--- start ---

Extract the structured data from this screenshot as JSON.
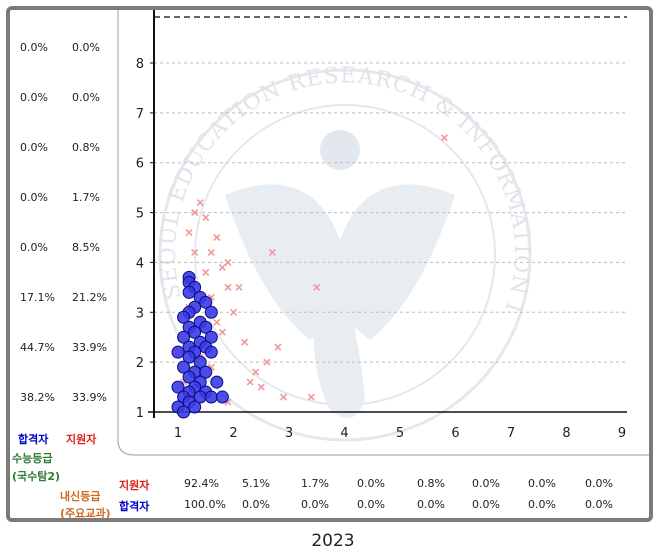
{
  "caption": "2023",
  "left_rows": [
    {
      "passer": "0.0%",
      "applicant": "0.0%"
    },
    {
      "passer": "0.0%",
      "applicant": "0.0%"
    },
    {
      "passer": "0.0%",
      "applicant": "0.8%"
    },
    {
      "passer": "0.0%",
      "applicant": "1.7%"
    },
    {
      "passer": "0.0%",
      "applicant": "8.5%"
    },
    {
      "passer": "17.1%",
      "applicant": "21.2%"
    },
    {
      "passer": "44.7%",
      "applicant": "33.9%"
    },
    {
      "passer": "38.2%",
      "applicant": "33.9%"
    }
  ],
  "legend": {
    "passer_label": "합격자",
    "applicant_label": "지원자",
    "y_axis_label_1": "수능등급",
    "y_axis_label_2": "(국수탐2)",
    "x_axis_label_1": "내신등급",
    "x_axis_label_2": "(주요교과)"
  },
  "bottom_rows": {
    "applicant_label": "지원자",
    "passer_label": "합격자",
    "applicant": [
      "92.4%",
      "5.1%",
      "1.7%",
      "0.0%",
      "0.8%",
      "0.0%",
      "0.0%",
      "0.0%"
    ],
    "passer": [
      "100.0%",
      "0.0%",
      "0.0%",
      "0.0%",
      "0.0%",
      "0.0%",
      "0.0%",
      "0.0%"
    ]
  },
  "watermark": "SEOUL EDUCATION RESEARCH & INFORMATION INSTITUTE",
  "colors": {
    "applicant": "#e0201a",
    "passer": "#0000cc",
    "passer_fill": "#3a3ae6",
    "applicant_marker": "#ef9a9a",
    "grid": "#bdbdbd",
    "frame": "#7a7a7a",
    "green_label": "#2e7d32",
    "orange_label": "#d2691e"
  },
  "chart_data": {
    "type": "scatter",
    "xlim": [
      1,
      9
    ],
    "ylim": [
      1,
      9
    ],
    "x_ticks": [
      "1",
      "2",
      "3",
      "4",
      "5",
      "6",
      "7",
      "8",
      "9"
    ],
    "y_ticks": [
      "1",
      "2",
      "3",
      "4",
      "5",
      "6",
      "7",
      "8"
    ],
    "grid": "horizontal dashed",
    "series": [
      {
        "name": "지원자",
        "marker": "x",
        "points": [
          [
            5.8,
            6.5
          ],
          [
            2.7,
            4.2
          ],
          [
            3.5,
            3.5
          ],
          [
            1.3,
            5.0
          ],
          [
            1.4,
            5.2
          ],
          [
            1.5,
            4.9
          ],
          [
            1.7,
            4.5
          ],
          [
            1.9,
            4.0
          ],
          [
            2.1,
            3.5
          ],
          [
            2.2,
            2.4
          ],
          [
            2.4,
            1.8
          ],
          [
            2.5,
            1.5
          ],
          [
            2.8,
            2.3
          ],
          [
            2.9,
            1.3
          ],
          [
            3.4,
            1.3
          ],
          [
            2.6,
            2.0
          ],
          [
            1.6,
            4.2
          ],
          [
            1.8,
            3.9
          ],
          [
            1.3,
            4.2
          ],
          [
            1.9,
            3.5
          ],
          [
            2.0,
            3.0
          ],
          [
            1.5,
            3.8
          ],
          [
            1.2,
            3.1
          ],
          [
            1.7,
            2.8
          ],
          [
            1.4,
            2.1
          ],
          [
            1.1,
            1.6
          ],
          [
            1.3,
            1.3
          ],
          [
            1.6,
            1.9
          ],
          [
            1.9,
            1.2
          ],
          [
            2.3,
            1.6
          ],
          [
            1.2,
            4.6
          ],
          [
            1.6,
            3.3
          ],
          [
            1.8,
            2.6
          ]
        ],
        "values_note": ""
      },
      {
        "name": "합격자",
        "marker": "circle",
        "points": [
          [
            1.2,
            3.7
          ],
          [
            1.2,
            3.6
          ],
          [
            1.3,
            3.5
          ],
          [
            1.2,
            3.4
          ],
          [
            1.4,
            3.3
          ],
          [
            1.5,
            3.2
          ],
          [
            1.3,
            3.1
          ],
          [
            1.2,
            3.0
          ],
          [
            1.6,
            3.0
          ],
          [
            1.1,
            2.9
          ],
          [
            1.4,
            2.8
          ],
          [
            1.2,
            2.7
          ],
          [
            1.5,
            2.7
          ],
          [
            1.3,
            2.6
          ],
          [
            1.6,
            2.5
          ],
          [
            1.1,
            2.5
          ],
          [
            1.4,
            2.4
          ],
          [
            1.2,
            2.3
          ],
          [
            1.5,
            2.3
          ],
          [
            1.3,
            2.2
          ],
          [
            1.0,
            2.2
          ],
          [
            1.6,
            2.2
          ],
          [
            1.2,
            2.1
          ],
          [
            1.4,
            2.0
          ],
          [
            1.1,
            1.9
          ],
          [
            1.3,
            1.8
          ],
          [
            1.5,
            1.8
          ],
          [
            1.2,
            1.7
          ],
          [
            1.4,
            1.6
          ],
          [
            1.0,
            1.5
          ],
          [
            1.3,
            1.5
          ],
          [
            1.2,
            1.4
          ],
          [
            1.5,
            1.4
          ],
          [
            1.1,
            1.3
          ],
          [
            1.4,
            1.3
          ],
          [
            1.6,
            1.3
          ],
          [
            1.2,
            1.2
          ],
          [
            1.0,
            1.1
          ],
          [
            1.3,
            1.1
          ],
          [
            1.1,
            1.0
          ],
          [
            1.8,
            1.3
          ],
          [
            1.7,
            1.6
          ]
        ]
      }
    ]
  }
}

--- end ---

* [Task directions]
Without the pictures, copy the material exactly as given.

* [Worked solution]
Extract the structured data from this screenshot as JSON.
{
  "caption": "2023",
  "left_rows": [
    {
      "passer": "0.0%",
      "applicant": "0.0%"
    },
    {
      "passer": "0.0%",
      "applicant": "0.0%"
    },
    {
      "passer": "0.0%",
      "applicant": "0.8%"
    },
    {
      "passer": "0.0%",
      "applicant": "1.7%"
    },
    {
      "passer": "0.0%",
      "applicant": "8.5%"
    },
    {
      "passer": "17.1%",
      "applicant": "21.2%"
    },
    {
      "passer": "44.7%",
      "applicant": "33.9%"
    },
    {
      "passer": "38.2%",
      "applicant": "33.9%"
    }
  ],
  "legend": {
    "passer_label": "합격자",
    "applicant_label": "지원자",
    "y_axis_label_1": "수능등급",
    "y_axis_label_2": "(국수탐2)",
    "x_axis_label_1": "내신등급",
    "x_axis_label_2": "(주요교과)"
  },
  "bottom_rows": {
    "applicant_label": "지원자",
    "passer_label": "합격자",
    "applicant": [
      "92.4%",
      "5.1%",
      "1.7%",
      "0.0%",
      "0.8%",
      "0.0%",
      "0.0%",
      "0.0%"
    ],
    "passer": [
      "100.0%",
      "0.0%",
      "0.0%",
      "0.0%",
      "0.0%",
      "0.0%",
      "0.0%",
      "0.0%"
    ]
  },
  "watermark": "SEOUL EDUCATION RESEARCH & INFORMATION INSTITUTE",
  "colors": {
    "applicant": "#e0201a",
    "passer": "#0000cc",
    "passer_fill": "#3a3ae6",
    "applicant_marker": "#ef9a9a",
    "grid": "#bdbdbd",
    "frame": "#7a7a7a",
    "green_label": "#2e7d32",
    "orange_label": "#d2691e"
  },
  "chart_data": {
    "type": "scatter",
    "xlim": [
      1,
      9
    ],
    "ylim": [
      1,
      9
    ],
    "x_ticks": [
      "1",
      "2",
      "3",
      "4",
      "5",
      "6",
      "7",
      "8",
      "9"
    ],
    "y_ticks": [
      "1",
      "2",
      "3",
      "4",
      "5",
      "6",
      "7",
      "8"
    ],
    "grid": "horizontal dashed",
    "series": [
      {
        "name": "지원자",
        "marker": "x",
        "points": [
          [
            5.8,
            6.5
          ],
          [
            2.7,
            4.2
          ],
          [
            3.5,
            3.5
          ],
          [
            1.3,
            5.0
          ],
          [
            1.4,
            5.2
          ],
          [
            1.5,
            4.9
          ],
          [
            1.7,
            4.5
          ],
          [
            1.9,
            4.0
          ],
          [
            2.1,
            3.5
          ],
          [
            2.2,
            2.4
          ],
          [
            2.4,
            1.8
          ],
          [
            2.5,
            1.5
          ],
          [
            2.8,
            2.3
          ],
          [
            2.9,
            1.3
          ],
          [
            3.4,
            1.3
          ],
          [
            2.6,
            2.0
          ],
          [
            1.6,
            4.2
          ],
          [
            1.8,
            3.9
          ],
          [
            1.3,
            4.2
          ],
          [
            1.9,
            3.5
          ],
          [
            2.0,
            3.0
          ],
          [
            1.5,
            3.8
          ],
          [
            1.2,
            3.1
          ],
          [
            1.7,
            2.8
          ],
          [
            1.4,
            2.1
          ],
          [
            1.1,
            1.6
          ],
          [
            1.3,
            1.3
          ],
          [
            1.6,
            1.9
          ],
          [
            1.9,
            1.2
          ],
          [
            2.3,
            1.6
          ],
          [
            1.2,
            4.6
          ],
          [
            1.6,
            3.3
          ],
          [
            1.8,
            2.6
          ]
        ],
        "values_note": ""
      },
      {
        "name": "합격자",
        "marker": "circle",
        "points": [
          [
            1.2,
            3.7
          ],
          [
            1.2,
            3.6
          ],
          [
            1.3,
            3.5
          ],
          [
            1.2,
            3.4
          ],
          [
            1.4,
            3.3
          ],
          [
            1.5,
            3.2
          ],
          [
            1.3,
            3.1
          ],
          [
            1.2,
            3.0
          ],
          [
            1.6,
            3.0
          ],
          [
            1.1,
            2.9
          ],
          [
            1.4,
            2.8
          ],
          [
            1.2,
            2.7
          ],
          [
            1.5,
            2.7
          ],
          [
            1.3,
            2.6
          ],
          [
            1.6,
            2.5
          ],
          [
            1.1,
            2.5
          ],
          [
            1.4,
            2.4
          ],
          [
            1.2,
            2.3
          ],
          [
            1.5,
            2.3
          ],
          [
            1.3,
            2.2
          ],
          [
            1.0,
            2.2
          ],
          [
            1.6,
            2.2
          ],
          [
            1.2,
            2.1
          ],
          [
            1.4,
            2.0
          ],
          [
            1.1,
            1.9
          ],
          [
            1.3,
            1.8
          ],
          [
            1.5,
            1.8
          ],
          [
            1.2,
            1.7
          ],
          [
            1.4,
            1.6
          ],
          [
            1.0,
            1.5
          ],
          [
            1.3,
            1.5
          ],
          [
            1.2,
            1.4
          ],
          [
            1.5,
            1.4
          ],
          [
            1.1,
            1.3
          ],
          [
            1.4,
            1.3
          ],
          [
            1.6,
            1.3
          ],
          [
            1.2,
            1.2
          ],
          [
            1.0,
            1.1
          ],
          [
            1.3,
            1.1
          ],
          [
            1.1,
            1.0
          ],
          [
            1.8,
            1.3
          ],
          [
            1.7,
            1.6
          ]
        ]
      }
    ]
  }
}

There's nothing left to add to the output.